**Direction**
Extract the complete listing and repeat it word for word.

━━━ Input rows ━━━

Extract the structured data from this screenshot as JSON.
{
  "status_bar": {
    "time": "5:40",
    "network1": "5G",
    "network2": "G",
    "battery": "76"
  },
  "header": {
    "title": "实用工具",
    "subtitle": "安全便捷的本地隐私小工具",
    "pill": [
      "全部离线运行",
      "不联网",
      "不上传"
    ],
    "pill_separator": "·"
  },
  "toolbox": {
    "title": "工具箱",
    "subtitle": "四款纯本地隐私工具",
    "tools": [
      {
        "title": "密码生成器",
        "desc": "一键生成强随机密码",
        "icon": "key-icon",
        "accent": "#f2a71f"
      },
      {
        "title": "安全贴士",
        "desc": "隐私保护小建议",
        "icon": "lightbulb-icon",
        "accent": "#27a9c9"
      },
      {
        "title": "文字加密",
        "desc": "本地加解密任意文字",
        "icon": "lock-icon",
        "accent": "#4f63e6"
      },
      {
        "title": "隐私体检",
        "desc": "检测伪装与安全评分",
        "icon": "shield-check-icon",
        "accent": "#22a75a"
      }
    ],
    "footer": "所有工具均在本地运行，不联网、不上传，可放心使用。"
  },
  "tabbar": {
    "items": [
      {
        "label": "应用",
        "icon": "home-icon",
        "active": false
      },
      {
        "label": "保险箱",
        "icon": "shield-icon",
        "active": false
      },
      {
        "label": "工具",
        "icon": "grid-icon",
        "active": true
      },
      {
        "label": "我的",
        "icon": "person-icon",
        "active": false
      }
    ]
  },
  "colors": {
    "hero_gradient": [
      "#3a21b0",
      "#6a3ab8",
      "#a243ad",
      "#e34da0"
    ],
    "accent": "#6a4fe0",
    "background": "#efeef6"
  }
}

━━━

**Result**
Extract the structured data from this screenshot as JSON.
{
  "status_bar": {
    "time": "5:40",
    "network1": "5G",
    "network2": "G",
    "battery": "76"
  },
  "header": {
    "title": "实用工具",
    "subtitle": "安全便捷的本地隐私小工具",
    "pill": [
      "全部离线运行",
      "不联网",
      "不上传"
    ],
    "pill_separator": "·"
  },
  "toolbox": {
    "title": "工具箱",
    "subtitle": "四款纯本地隐私工具",
    "tools": [
      {
        "title": "密码生成器",
        "desc": "一键生成强随机密码",
        "icon": "key-icon",
        "accent": "#f2a71f"
      },
      {
        "title": "安全贴士",
        "desc": "隐私保护小建议",
        "icon": "lightbulb-icon",
        "accent": "#27a9c9"
      },
      {
        "title": "文字加密",
        "desc": "本地加解密任意文字",
        "icon": "lock-icon",
        "accent": "#4f63e6"
      },
      {
        "title": "隐私体检",
        "desc": "检测伪装与安全评分",
        "icon": "shield-check-icon",
        "accent": "#22a75a"
      }
    ],
    "footer": "所有工具均在本地运行，不联网、不上传，可放心使用。"
  },
  "tabbar": {
    "items": [
      {
        "label": "应用",
        "icon": "home-icon",
        "active": false
      },
      {
        "label": "保险箱",
        "icon": "shield-icon",
        "active": false
      },
      {
        "label": "工具",
        "icon": "grid-icon",
        "active": true
      },
      {
        "label": "我的",
        "icon": "person-icon",
        "active": false
      }
    ]
  },
  "colors": {
    "hero_gradient": [
      "#3a21b0",
      "#6a3ab8",
      "#a243ad",
      "#e34da0"
    ],
    "accent": "#6a4fe0",
    "background": "#efeef6"
  }
}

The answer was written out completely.